TASK STATEMENT –
The answer is all of the entries below, repeated exactly and free of pictures.

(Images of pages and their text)
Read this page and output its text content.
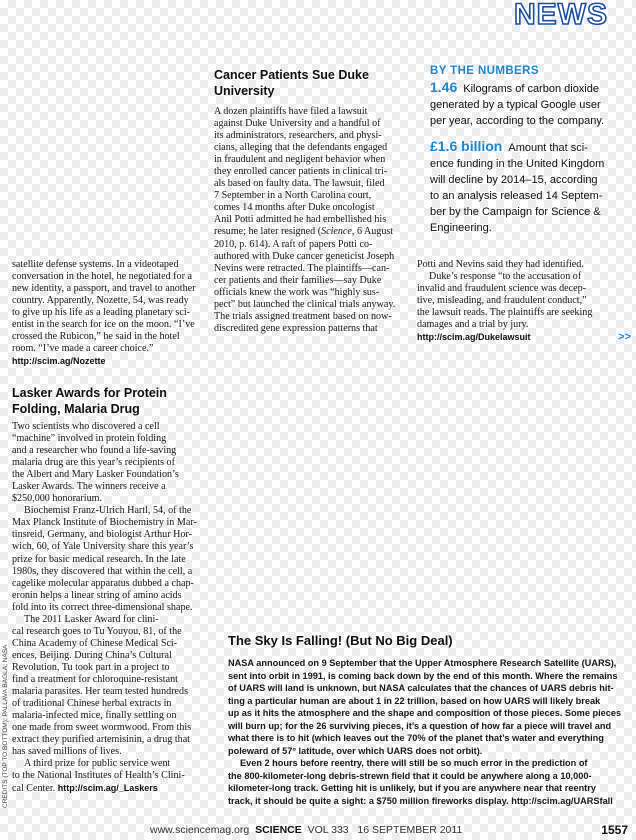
NEWS
satellite defense systems. In a videotaped
conversation in the hotel, he negotiated for a
new identity, a passport, and travel to another
country. Apparently, Nozette, 54, was ready
to give up his life as a leading planetary sci-
entist in the search for ice on the moon. “I’ve
crossed the Rubicon,” he said in the hotel
room. “I’ve made a career choice.”
http://scim.ag/Nozette
Lasker Awards for Protein
Folding, Malaria Drug
Two scientists who discovered a cell
“machine” involved in protein folding
and a researcher who found a life-saving
malaria drug are this year’s recipients of
the Albert and Mary Lasker Foundation’s
Lasker Awards. The winners receive a
$250,000 honorarium.
Biochemist Franz-Ulrich Hartl, 54, of the
Max Planck Institute of Biochemistry in Mar-
tinsreid, Germany, and biologist Arthur Hor-
wich, 60, of Yale University share this year’s
prize for basic medical research. In the late
1980s, they discovered that within the cell, a
cagelike molecular apparatus dubbed a chap-
eronin helps a linear string of amino acids
fold into its correct three-dimensional shape.
The 2011 Lasker Award for clini-
cal research goes to Tu Youyou, 81, of the
China Academy of Chinese Medical Sci-
ences, Beijing. During China’s Cultural
Revolution, Tu took part in a project to
find a treatment for chloroquine-resistant
malaria parasites. Her team tested hundreds
of traditional Chinese herbal extracts in
malaria-infected mice, finally settling on
one made from sweet wormwood. From this
extract they purified artemisinin, a drug that
has saved millions of lives.
A third prize for public service went
to the National Institutes of Health’s Clini-
cal Center. http://scim.ag/_Laskers
CREDITS (TOP TO BOTTOM): PALLAVA BAGLA; NASA
Cancer Patients Sue Duke
University
A dozen plaintiffs have filed a lawsuit
against Duke University and a handful of
its administrators, researchers, and physi-
cians, alleging that the defendants engaged
in fraudulent and negligent behavior when
they enrolled cancer patients in clinical tri-
als based on faulty data. The lawsuit, filed
7 September in a North Carolina court,
comes 14 months after Duke oncologist
Anil Potti admitted he had embellished his
resume; he later resigned (Science, 6 August
2010, p. 614). A raft of papers Potti co-
authored with Duke cancer geneticist Joseph
Nevins were retracted. The plaintiffs—can-
cer patients and their families—say Duke
officials knew the work was “highly sus-
pect” but launched the clinical trials anyway.
The trials assigned treatment based on now-
discredited gene expression patterns that
Potti and Nevins said they had identified.
Duke’s response “to the accusation of
invalid and fraudulent science was decep-
tive, misleading, and fraudulent conduct,”
the lawsuit reads. The plaintiffs are seeking
damages and a trial by jury.
http://scim.ag/Dukelawsuit	>>
BY THE NUMBERS
1.46 Kilograms of carbon dioxide
generated by a typical Google user
per year, according to the company.
£1.6 billion Amount that sci-
ence funding in the United Kingdom
will decline by 2014–15, according
to an analysis released 14 Septem-
ber by the Campaign for Science &
Engineering.
The Sky Is Falling! (But No Big Deal)
NASA announced on 9 September that the Upper Atmosphere Research Satellite (UARS),
sent into orbit in 1991, is coming back down by the end of this month. Where the remains
of UARS will land is unknown, but NASA calculates that the chances of UARS debris hit-
ting a particular human are about 1 in 22 trillion, based on how UARS will likely break
up as it hits the atmosphere and the shape and composition of those pieces. Some pieces
will burn up; for the 26 surviving pieces, it’s a question of how far a piece will travel and
what there is to hit (which leaves out the 70% of the planet that’s water and everything
poleward of 57° latitude, over which UARS does not orbit).
Even 2 hours before reentry, there will still be so much error in the prediction of
the 800-kilometer-long debris-strewn field that it could be anywhere along a 10,000-
kilometer-long track. Getting hit is unlikely, but if you are anywhere near that reentry
track, it should be quite a sight: a $750 million fireworks display. http://scim.ag/UARSfall
www.sciencemag.org SCIENCE VOL 333 16 SEPTEMBER 2011	1557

TASK ANSWER –
Read this page and output its text content.
NEWS
satellite defense systems. In a videotaped
conversation in the hotel, he negotiated for a
new identity, a passport, and travel to another
country. Apparently, Nozette, 54, was ready
to give up his life as a leading planetary sci-
entist in the search for ice on the moon. “I’ve
crossed the Rubicon,” he said in the hotel
room. “I’ve made a career choice.”
http://scim.ag/Nozette
Lasker Awards for Protein
Folding, Malaria Drug
Two scientists who discovered a cell
“machine” involved in protein folding
and a researcher who found a life-saving
malaria drug are this year’s recipients of
the Albert and Mary Lasker Foundation’s
Lasker Awards. The winners receive a
$250,000 honorarium.
Biochemist Franz-Ulrich Hartl, 54, of the
Max Planck Institute of Biochemistry in Mar-
tinsreid, Germany, and biologist Arthur Hor-
wich, 60, of Yale University share this year’s
prize for basic medical research. In the late
1980s, they discovered that within the cell, a
cagelike molecular apparatus dubbed a chap-
eronin helps a linear string of amino acids
fold into its correct three-dimensional shape.
The 2011 Lasker Award for clini-
cal research goes to Tu Youyou, 81, of the
China Academy of Chinese Medical Sci-
ences, Beijing. During China’s Cultural
Revolution, Tu took part in a project to
find a treatment for chloroquine-resistant
malaria parasites. Her team tested hundreds
of traditional Chinese herbal extracts in
malaria-infected mice, finally settling on
one made from sweet wormwood. From this
extract they purified artemisinin, a drug that
has saved millions of lives.
A third prize for public service went
to the National Institutes of Health’s Clini-
cal Center. http://scim.ag/_Laskers
CREDITS (TOP TO BOTTOM): PALLAVA BAGLA; NASA
Cancer Patients Sue Duke
University
A dozen plaintiffs have filed a lawsuit
against Duke University and a handful of
its administrators, researchers, and physi-
cians, alleging that the defendants engaged
in fraudulent and negligent behavior when
they enrolled cancer patients in clinical tri-
als based on faulty data. The lawsuit, filed
7 September in a North Carolina court,
comes 14 months after Duke oncologist
Anil Potti admitted he had embellished his
resume; he later resigned (Science, 6 August
2010, p. 614). A raft of papers Potti co-
authored with Duke cancer geneticist Joseph
Nevins were retracted. The plaintiffs—can-
cer patients and their families—say Duke
officials knew the work was “highly sus-
pect” but launched the clinical trials anyway.
The trials assigned treatment based on now-
discredited gene expression patterns that
Potti and Nevins said they had identified.
Duke’s response “to the accusation of
invalid and fraudulent science was decep-
tive, misleading, and fraudulent conduct,”
the lawsuit reads. The plaintiffs are seeking
damages and a trial by jury.
http://scim.ag/Dukelawsuit	>>
BY THE NUMBERS
1.46 Kilograms of carbon dioxide
generated by a typical Google user
per year, according to the company.
£1.6 billion Amount that sci-
ence funding in the United Kingdom
will decline by 2014–15, according
to an analysis released 14 Septem-
ber by the Campaign for Science &
Engineering.
The Sky Is Falling! (But No Big Deal)
NASA announced on 9 September that the Upper Atmosphere Research Satellite (UARS),
sent into orbit in 1991, is coming back down by the end of this month. Where the remains
of UARS will land is unknown, but NASA calculates that the chances of UARS debris hit-
ting a particular human are about 1 in 22 trillion, based on how UARS will likely break
up as it hits the atmosphere and the shape and composition of those pieces. Some pieces
will burn up; for the 26 surviving pieces, it’s a question of how far a piece will travel and
what there is to hit (which leaves out the 70% of the planet that’s water and everything
poleward of 57° latitude, over which UARS does not orbit).
Even 2 hours before reentry, there will still be so much error in the prediction of
the 800-kilometer-long debris-strewn field that it could be anywhere along a 10,000-
kilometer-long track. Getting hit is unlikely, but if you are anywhere near that reentry
track, it should be quite a sight: a $750 million fireworks display. http://scim.ag/UARSfall
www.sciencemag.org SCIENCE VOL 333 16 SEPTEMBER 2011	1557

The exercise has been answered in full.